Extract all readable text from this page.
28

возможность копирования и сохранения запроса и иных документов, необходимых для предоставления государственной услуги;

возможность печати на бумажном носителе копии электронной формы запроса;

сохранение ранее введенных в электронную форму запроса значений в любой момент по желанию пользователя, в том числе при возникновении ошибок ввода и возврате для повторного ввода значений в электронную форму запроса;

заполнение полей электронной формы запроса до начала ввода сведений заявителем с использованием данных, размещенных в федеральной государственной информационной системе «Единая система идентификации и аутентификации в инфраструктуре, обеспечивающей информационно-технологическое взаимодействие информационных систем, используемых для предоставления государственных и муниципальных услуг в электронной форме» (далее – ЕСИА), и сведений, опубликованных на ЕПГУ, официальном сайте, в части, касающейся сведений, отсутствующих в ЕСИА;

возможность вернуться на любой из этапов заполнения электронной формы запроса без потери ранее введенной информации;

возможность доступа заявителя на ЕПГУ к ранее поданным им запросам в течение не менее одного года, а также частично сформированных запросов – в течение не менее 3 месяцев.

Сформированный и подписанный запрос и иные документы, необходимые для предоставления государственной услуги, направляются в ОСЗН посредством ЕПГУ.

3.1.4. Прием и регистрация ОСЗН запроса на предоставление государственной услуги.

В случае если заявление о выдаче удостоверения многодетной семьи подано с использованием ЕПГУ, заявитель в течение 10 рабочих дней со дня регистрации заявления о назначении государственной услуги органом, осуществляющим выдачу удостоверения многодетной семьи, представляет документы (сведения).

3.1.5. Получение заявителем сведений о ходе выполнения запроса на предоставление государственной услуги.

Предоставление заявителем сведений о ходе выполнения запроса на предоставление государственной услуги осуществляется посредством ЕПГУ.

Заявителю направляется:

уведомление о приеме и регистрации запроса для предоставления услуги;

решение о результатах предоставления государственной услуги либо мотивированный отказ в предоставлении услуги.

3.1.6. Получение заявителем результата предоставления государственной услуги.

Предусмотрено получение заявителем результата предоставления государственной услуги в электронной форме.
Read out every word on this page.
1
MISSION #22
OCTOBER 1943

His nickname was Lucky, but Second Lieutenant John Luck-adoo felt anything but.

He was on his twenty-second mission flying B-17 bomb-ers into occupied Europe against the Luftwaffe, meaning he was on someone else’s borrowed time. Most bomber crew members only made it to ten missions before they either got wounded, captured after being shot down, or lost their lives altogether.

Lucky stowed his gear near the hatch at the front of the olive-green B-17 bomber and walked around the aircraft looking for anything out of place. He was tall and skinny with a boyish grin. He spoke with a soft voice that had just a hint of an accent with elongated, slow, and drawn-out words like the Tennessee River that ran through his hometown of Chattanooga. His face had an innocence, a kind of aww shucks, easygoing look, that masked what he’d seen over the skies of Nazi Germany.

★ ★ ★ ★ ★

Instructions to follow.
Quote the material exactly, leaving nothing out.

Exercise answer.
Extract all readable text from this page.
28

возможность копирования и сохранения запроса и иных документов, необходимых для предоставления государственной услуги;

возможность печати на бумажном носителе копии электронной формы запроса;

сохранение ранее введенных в электронную форму запроса значений в любой момент по желанию пользователя, в том числе при возникновении ошибок ввода и возврате для повторного ввода значений в электронную форму запроса;

заполнение полей электронной формы запроса до начала ввода сведений заявителем с использованием данных, размещенных в федеральной государственной информационной системе «Единая система идентификации и аутентификации в инфраструктуре, обеспечивающей информационно-технологическое взаимодействие информационных систем, используемых для предоставления государственных и муниципальных услуг в электронной форме» (далее – ЕСИА), и сведений, опубликованных на ЕПГУ, официальном сайте, в части, касающейся сведений, отсутствующих в ЕСИА;

возможность вернуться на любой из этапов заполнения электронной формы запроса без потери ранее введенной информации;

возможность доступа заявителя на ЕПГУ к ранее поданным им запросам в течение не менее одного года, а также частично сформированных запросов – в течение не менее 3 месяцев.

Сформированный и подписанный запрос и иные документы, необходимые для предоставления государственной услуги, направляются в ОСЗН посредством ЕПГУ.

3.1.4. Прием и регистрация ОСЗН запроса на предоставление государственной услуги.

В случае если заявление о выдаче удостоверения многодетной семьи подано с использованием ЕПГУ, заявитель в течение 10 рабочих дней со дня регистрации заявления о назначении государственной услуги органом, осуществляющим выдачу удостоверения многодетной семьи, представляет документы (сведения).

3.1.5. Получение заявителем сведений о ходе выполнения запроса на предоставление государственной услуги.

Предоставление заявителем сведений о ходе выполнения запроса на предоставление государственной услуги осуществляется посредством ЕПГУ.

Заявителю направляется:

уведомление о приеме и регистрации запроса для предоставления услуги;

решение о результатах предоставления государственной услуги либо мотивированный отказ в предоставлении услуги.

3.1.6. Получение заявителем результата предоставления государственной услуги.

Предусмотрено получение заявителем результата предоставления государственной услуги в электронной форме.
Read out every word on this page.
1
MISSION #22
OCTOBER 1943

His nickname was Lucky, but Second Lieutenant John Luck-adoo felt anything but.

He was on his twenty-second mission flying B-17 bomb-ers into occupied Europe against the Luftwaffe, meaning he was on someone else’s borrowed time. Most bomber crew members only made it to ten missions before they either got wounded, captured after being shot down, or lost their lives altogether.

Lucky stowed his gear near the hatch at the front of the olive-green B-17 bomber and walked around the aircraft looking for anything out of place. He was tall and skinny with a boyish grin. He spoke with a soft voice that had just a hint of an accent with elongated, slow, and drawn-out words like the Tennessee River that ran through his hometown of Chattanooga. His face had an innocence, a kind of aww shucks, easygoing look, that masked what he’d seen over the skies of Nazi Germany.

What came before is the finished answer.